» **SOURCE EXTRACT**

Studies have shown that environmental pollutants can activate cell apoptosis through the NF-κB signaling pathway (Arab-Nozari, et al., 2020; Chen, et al., 2020a). Bcl-2 family of proteins are key regulators of apoptosis, which plays a crucial role in maintaining the homeostasis (Siddiqui, et al., 2015). Among them, the pro-apoptotic proteins Bax and Bak can initiate the caspase cascade reaction, which is the programmed cell death (Edlich, 2018). The caspase cascade can activate the mitochondrial stress pathway (Guo, et al., 2019). When cytochrome c in the mitochondria is released and interacts with Apaf-1, Caspase-9 will be activated and works. Caspase-3 is located downstream of the entire caspase cascade, acting as an effector of the reaction and a target for cell lysis (Fan, et al., 2005). Therefore, in apoptosis caused by common environmental pollutants, the up-regulation of caspase family proteins and the down-regulation of Bcl-2 proteins can be seen (Wang, et al., 2017). Similar results can be discovered in this study (Fig. 8), indicating that CMN and/or SMZ exposure caused cell apoptosis in the gill tissue. We have observed that when SMZ and CMN are used in combination, the degree of change in apoptosis indicators is more pronounced than when used alone. Studies have shown that environmental toxins can also activate cell apoptosis through oxidative stress (Zhang, et al., 2021). It is known that sulfa drugs can induce the production of ROS by accumulating corresponding metabolites, and then activate cell apoptosis and necrosis (Elzagallaai, et al., 2020). These indicate that SMZ may induce apoptosis through oxidative stress. CMN can cause apoptosis and affect the cell cycle through the selective toxicity of enantiomers (Ji, et al., 2021). In summary, the increase in the expression level of apoptosis indicators in the MIX group was accomplished in different ways. Apoptosis caused by CMN and SMZ may be induced through different pathways, and the results are finally presented in the increased apoptosis data.

Records from a collection

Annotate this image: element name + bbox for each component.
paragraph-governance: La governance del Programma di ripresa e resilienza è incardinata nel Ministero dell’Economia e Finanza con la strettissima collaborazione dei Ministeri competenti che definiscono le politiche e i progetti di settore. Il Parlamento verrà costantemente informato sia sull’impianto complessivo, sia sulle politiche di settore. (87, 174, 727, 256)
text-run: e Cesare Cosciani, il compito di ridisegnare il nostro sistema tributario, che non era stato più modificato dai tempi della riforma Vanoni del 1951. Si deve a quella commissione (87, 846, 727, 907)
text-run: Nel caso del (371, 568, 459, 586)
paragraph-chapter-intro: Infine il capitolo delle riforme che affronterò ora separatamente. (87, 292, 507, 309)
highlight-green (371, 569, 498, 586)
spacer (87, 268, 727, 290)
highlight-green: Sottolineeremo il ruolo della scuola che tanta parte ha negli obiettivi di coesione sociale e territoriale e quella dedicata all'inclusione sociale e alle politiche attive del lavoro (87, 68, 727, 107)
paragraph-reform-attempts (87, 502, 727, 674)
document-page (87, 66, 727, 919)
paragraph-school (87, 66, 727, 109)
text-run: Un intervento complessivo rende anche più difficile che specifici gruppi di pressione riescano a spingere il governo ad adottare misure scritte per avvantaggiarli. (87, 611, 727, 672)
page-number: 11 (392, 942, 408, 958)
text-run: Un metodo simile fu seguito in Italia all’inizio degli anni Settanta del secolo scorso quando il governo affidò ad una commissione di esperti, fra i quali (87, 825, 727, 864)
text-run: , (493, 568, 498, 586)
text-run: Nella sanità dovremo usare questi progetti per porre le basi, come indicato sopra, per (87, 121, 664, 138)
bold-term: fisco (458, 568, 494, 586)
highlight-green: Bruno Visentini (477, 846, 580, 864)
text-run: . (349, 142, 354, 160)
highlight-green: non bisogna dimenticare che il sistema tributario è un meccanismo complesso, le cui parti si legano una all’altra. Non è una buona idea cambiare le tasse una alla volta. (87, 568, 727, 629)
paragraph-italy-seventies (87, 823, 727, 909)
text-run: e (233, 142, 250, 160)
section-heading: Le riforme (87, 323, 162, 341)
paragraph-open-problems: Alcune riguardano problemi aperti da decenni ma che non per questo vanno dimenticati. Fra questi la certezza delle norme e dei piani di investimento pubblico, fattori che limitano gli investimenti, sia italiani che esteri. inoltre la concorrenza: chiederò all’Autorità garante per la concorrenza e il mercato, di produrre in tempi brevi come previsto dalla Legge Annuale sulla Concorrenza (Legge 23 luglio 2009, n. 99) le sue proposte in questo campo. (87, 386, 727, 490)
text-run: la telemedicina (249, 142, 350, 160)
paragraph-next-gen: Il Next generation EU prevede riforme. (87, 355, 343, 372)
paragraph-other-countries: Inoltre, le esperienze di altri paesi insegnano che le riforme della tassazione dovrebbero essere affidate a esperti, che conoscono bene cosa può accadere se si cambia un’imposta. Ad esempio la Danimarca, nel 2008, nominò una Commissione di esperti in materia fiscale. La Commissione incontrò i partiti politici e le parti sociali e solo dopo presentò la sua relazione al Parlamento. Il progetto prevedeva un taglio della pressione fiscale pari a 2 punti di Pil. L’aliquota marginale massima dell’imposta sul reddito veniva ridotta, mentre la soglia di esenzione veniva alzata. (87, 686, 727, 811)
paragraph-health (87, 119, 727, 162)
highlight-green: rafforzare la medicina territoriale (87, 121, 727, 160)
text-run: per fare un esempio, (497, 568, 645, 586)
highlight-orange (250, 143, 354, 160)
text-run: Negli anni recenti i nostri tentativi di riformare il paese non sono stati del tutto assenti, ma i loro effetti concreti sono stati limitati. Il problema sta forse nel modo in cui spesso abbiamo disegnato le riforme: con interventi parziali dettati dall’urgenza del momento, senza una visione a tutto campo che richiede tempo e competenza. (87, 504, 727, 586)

» **ACTION ITEM A**
List every work cited in the apoptosis passage that was published before 2020, in the order the passage cites them.
» **ACTION ITEM B**
For each statement, decide whether the apoptosis passage agrees with it. Answer yes or no and quote the words from the passage that decide it.
(i) Caspase-3 sits upstream of the caspase cascade.
(ii) SMZ and CMN together changed the apoptosis indicators more than either did alone.
(iii) Bax and Bak are anti-apoptotic proteins.
» **ACTION ITEM C**
Continue the apoptosis passage after its final sentence.

» **WRITTEN ANSWER A**
Siddiqui, et al., 2015; Edlich, 2018; Guo, et al., 2019; Fan, et al., 2005; Wang, et al., 2017

» **WRITTEN ANSWER B**
(i) No: "Caspase-3 is located downstream of the entire caspase cascade"
(ii) Yes: "when SMZ and CMN are used in combination, the degree of change in apoptosis indicators is more pronounced than when used alone"
(iii) No: "the pro-apoptotic proteins Bax and Bak"

» **WRITTEN ANSWER C**
A large number of studies have proved that pesticides and antibiotics can induce cell apoptosis through the mitochondrial pathway (Javed, et al., 2020; Zhao, et al., 2020a; Zhao, et al., 2020b). The mitochondrial pathway is one of the classic apoptosis pathways. Maintaining the permeability of the mitochondrial membrane requires maintaining the dynamic balance between Bax and Bcl-2 (Zhao, et al., 2018). In this study, the dynamic balance of Bax and Bcl-2 in the combination group was severely disrupted, and Bax/Bcl-2 expression level was 5.02 times that of the control group. In summary, the combined exposure of SMZ and CMN may induce apoptosis by activating the mitochondrial pathway, and after activation, the caspase family executes apoptosis signals. This conclusion is consistent with some reports in the literature (Arslan, et al., 2017).